(Data items)
>> Start
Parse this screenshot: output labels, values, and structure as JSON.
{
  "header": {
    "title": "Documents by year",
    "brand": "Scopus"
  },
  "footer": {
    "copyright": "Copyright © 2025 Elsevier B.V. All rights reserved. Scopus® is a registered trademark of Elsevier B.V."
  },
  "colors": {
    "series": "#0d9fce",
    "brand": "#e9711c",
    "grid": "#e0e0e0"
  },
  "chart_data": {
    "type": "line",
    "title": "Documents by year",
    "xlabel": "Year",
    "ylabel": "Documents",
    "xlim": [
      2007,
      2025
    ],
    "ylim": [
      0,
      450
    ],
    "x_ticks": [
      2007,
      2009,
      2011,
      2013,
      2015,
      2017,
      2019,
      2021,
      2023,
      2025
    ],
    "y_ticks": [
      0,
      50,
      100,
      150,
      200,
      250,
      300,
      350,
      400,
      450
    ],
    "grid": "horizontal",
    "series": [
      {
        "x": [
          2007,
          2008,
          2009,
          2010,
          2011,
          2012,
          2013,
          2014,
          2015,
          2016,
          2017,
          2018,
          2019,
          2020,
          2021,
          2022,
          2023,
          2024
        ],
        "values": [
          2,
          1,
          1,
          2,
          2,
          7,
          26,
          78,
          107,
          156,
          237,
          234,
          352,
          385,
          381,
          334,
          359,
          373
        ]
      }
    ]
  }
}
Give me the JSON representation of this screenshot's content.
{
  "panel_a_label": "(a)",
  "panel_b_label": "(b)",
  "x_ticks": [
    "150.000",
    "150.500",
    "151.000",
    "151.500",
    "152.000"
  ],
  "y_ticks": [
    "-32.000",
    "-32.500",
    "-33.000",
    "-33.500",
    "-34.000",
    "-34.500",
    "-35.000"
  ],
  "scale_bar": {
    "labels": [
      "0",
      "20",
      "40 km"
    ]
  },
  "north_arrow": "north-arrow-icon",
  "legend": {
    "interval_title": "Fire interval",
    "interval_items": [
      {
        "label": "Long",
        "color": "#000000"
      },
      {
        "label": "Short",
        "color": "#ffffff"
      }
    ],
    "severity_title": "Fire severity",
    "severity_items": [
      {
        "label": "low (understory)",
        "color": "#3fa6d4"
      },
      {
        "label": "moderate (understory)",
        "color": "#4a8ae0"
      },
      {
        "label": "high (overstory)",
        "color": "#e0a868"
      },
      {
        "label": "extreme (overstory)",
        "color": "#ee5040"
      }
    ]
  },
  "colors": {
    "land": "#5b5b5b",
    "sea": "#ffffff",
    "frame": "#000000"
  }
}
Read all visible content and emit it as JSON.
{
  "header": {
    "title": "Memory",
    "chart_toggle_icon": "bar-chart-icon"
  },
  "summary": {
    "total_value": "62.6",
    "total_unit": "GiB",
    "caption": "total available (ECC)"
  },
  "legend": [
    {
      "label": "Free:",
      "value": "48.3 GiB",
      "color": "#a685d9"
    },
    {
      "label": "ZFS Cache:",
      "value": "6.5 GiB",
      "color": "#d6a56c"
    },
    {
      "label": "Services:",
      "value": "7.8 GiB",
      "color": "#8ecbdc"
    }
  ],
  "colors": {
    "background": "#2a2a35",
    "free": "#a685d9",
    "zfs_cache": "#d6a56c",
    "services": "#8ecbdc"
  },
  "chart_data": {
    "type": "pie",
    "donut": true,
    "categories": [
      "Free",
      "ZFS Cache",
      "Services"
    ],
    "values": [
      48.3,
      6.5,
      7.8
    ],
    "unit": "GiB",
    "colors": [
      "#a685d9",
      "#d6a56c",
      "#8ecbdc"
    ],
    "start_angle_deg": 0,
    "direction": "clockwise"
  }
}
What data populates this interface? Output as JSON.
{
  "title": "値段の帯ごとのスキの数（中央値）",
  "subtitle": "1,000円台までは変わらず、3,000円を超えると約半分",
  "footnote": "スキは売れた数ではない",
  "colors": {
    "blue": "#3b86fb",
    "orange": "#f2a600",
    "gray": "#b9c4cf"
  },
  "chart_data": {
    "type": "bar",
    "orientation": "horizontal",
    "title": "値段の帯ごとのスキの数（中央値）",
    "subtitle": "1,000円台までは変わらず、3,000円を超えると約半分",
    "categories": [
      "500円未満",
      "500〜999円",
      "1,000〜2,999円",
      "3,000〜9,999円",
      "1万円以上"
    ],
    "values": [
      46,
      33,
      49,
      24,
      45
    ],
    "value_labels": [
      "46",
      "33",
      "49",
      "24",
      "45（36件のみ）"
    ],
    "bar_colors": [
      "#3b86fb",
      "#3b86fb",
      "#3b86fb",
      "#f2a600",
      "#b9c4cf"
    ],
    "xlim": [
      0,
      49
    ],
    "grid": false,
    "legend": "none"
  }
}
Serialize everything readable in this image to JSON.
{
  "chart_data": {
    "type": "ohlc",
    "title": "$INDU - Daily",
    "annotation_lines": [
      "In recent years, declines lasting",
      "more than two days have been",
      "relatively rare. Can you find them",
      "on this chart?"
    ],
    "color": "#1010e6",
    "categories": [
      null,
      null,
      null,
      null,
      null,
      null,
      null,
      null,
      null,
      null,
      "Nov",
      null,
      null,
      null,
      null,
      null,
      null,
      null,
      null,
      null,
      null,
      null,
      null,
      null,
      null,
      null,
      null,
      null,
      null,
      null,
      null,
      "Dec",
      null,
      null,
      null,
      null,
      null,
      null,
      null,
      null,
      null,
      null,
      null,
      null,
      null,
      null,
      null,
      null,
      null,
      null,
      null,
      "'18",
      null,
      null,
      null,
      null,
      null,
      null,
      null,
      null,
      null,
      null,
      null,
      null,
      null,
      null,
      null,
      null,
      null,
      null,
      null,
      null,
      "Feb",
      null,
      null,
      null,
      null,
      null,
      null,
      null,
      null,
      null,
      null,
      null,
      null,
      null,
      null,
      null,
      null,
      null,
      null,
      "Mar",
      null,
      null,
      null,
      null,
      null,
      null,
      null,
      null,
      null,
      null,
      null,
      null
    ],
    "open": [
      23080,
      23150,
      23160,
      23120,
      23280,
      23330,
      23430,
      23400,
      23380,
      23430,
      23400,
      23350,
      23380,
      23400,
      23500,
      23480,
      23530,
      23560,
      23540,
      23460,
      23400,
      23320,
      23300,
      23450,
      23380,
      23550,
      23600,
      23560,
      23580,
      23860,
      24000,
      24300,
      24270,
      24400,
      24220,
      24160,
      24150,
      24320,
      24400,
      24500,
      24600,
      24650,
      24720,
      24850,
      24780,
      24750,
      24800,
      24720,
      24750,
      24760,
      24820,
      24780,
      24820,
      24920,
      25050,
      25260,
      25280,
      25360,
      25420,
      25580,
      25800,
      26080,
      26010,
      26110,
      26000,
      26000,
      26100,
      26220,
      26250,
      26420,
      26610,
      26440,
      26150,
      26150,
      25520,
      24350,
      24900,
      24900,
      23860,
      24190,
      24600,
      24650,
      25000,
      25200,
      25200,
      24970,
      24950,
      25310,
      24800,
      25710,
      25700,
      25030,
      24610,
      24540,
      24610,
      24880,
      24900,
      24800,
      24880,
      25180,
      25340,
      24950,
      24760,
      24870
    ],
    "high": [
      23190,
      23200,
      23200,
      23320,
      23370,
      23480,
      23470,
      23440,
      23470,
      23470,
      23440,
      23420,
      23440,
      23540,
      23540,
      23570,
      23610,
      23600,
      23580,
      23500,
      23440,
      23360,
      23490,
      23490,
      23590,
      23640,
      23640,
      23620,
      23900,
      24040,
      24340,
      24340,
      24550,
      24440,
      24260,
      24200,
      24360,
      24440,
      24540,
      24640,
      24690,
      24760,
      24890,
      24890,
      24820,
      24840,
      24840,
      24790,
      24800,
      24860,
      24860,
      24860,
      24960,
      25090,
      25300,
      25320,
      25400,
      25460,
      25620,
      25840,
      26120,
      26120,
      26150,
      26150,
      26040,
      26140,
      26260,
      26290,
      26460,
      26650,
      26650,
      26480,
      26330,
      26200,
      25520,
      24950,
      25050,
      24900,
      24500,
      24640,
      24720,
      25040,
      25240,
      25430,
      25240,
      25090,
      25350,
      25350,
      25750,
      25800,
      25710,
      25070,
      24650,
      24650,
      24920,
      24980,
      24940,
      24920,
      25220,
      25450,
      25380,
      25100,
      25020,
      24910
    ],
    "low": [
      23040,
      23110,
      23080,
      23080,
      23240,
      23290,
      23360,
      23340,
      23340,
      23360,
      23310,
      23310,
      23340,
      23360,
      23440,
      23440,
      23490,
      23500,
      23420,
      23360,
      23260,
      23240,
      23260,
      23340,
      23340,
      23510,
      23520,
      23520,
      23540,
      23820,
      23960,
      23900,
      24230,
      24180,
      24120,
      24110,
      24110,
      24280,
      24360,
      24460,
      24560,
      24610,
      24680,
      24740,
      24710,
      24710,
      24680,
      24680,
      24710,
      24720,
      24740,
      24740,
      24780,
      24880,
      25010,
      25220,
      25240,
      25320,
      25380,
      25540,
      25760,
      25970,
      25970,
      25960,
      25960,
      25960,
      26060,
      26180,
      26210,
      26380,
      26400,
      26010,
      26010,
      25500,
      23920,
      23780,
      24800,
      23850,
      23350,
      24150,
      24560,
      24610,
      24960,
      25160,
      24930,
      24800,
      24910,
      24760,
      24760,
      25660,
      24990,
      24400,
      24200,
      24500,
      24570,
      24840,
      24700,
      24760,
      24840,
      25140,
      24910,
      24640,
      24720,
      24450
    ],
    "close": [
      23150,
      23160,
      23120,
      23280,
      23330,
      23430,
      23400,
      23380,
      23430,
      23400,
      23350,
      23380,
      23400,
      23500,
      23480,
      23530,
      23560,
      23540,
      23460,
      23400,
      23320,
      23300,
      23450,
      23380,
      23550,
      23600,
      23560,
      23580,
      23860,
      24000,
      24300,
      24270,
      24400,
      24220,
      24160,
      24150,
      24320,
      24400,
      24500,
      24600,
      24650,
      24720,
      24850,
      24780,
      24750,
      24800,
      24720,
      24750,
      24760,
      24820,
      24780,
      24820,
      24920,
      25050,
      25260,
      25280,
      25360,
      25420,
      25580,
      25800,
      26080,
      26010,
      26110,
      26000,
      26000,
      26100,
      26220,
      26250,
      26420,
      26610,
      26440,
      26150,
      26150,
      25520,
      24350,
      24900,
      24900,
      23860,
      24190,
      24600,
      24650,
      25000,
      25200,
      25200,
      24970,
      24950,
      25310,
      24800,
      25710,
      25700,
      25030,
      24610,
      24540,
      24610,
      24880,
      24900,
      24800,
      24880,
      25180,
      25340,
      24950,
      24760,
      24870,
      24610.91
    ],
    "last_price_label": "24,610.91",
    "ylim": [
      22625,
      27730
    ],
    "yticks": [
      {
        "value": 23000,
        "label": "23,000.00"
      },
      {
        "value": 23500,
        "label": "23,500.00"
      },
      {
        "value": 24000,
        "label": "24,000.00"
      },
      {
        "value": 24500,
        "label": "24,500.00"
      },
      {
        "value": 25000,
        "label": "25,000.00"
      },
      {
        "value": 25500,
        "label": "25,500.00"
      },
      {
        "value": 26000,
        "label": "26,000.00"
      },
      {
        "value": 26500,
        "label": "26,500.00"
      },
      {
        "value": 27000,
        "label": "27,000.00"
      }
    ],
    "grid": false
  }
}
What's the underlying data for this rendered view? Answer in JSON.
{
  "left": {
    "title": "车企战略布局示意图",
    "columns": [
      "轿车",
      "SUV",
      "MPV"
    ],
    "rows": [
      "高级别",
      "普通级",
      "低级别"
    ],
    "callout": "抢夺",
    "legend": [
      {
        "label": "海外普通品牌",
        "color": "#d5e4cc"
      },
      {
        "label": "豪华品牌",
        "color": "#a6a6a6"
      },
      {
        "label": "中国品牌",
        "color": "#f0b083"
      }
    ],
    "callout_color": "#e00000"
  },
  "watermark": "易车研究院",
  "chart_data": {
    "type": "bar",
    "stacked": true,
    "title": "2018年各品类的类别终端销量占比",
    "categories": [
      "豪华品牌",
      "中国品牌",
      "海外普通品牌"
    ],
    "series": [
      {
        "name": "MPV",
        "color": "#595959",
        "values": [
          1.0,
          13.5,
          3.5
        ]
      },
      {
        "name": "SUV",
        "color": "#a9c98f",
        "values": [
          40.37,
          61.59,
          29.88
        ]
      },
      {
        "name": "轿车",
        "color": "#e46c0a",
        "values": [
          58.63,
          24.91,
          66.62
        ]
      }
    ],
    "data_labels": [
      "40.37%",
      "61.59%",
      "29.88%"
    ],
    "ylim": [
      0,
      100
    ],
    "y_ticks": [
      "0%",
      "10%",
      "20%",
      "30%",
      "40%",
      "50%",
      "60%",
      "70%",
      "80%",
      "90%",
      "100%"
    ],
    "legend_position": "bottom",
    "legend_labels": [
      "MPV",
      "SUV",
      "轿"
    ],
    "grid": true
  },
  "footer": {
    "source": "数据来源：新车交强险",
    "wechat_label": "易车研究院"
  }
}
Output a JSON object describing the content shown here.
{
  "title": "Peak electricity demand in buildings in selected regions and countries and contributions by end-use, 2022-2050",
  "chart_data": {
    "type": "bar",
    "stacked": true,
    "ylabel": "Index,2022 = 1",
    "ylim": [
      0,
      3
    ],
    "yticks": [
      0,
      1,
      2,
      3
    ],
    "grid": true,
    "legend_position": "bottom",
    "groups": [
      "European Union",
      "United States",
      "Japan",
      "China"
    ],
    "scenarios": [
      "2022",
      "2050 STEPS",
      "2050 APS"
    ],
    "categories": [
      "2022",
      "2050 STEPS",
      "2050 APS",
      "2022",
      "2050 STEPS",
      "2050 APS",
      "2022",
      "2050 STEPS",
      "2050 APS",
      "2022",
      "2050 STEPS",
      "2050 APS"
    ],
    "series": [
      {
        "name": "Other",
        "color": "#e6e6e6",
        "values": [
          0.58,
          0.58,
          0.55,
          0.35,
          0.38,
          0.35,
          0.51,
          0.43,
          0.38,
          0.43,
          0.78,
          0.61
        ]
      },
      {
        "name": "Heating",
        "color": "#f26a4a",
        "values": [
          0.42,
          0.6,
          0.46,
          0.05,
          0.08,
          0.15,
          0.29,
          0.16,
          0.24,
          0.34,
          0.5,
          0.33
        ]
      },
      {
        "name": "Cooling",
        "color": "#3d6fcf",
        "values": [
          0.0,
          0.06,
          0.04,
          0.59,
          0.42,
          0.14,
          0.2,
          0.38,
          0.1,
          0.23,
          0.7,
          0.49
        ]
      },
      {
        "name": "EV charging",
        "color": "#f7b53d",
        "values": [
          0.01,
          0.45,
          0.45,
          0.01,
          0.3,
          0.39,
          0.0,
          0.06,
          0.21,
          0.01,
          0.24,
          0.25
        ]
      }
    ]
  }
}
>> End
● **SHORT EXERCISE**
Each line containing "content" counts once; state the total number of such lines and nothing else.

● **ANSWER**
3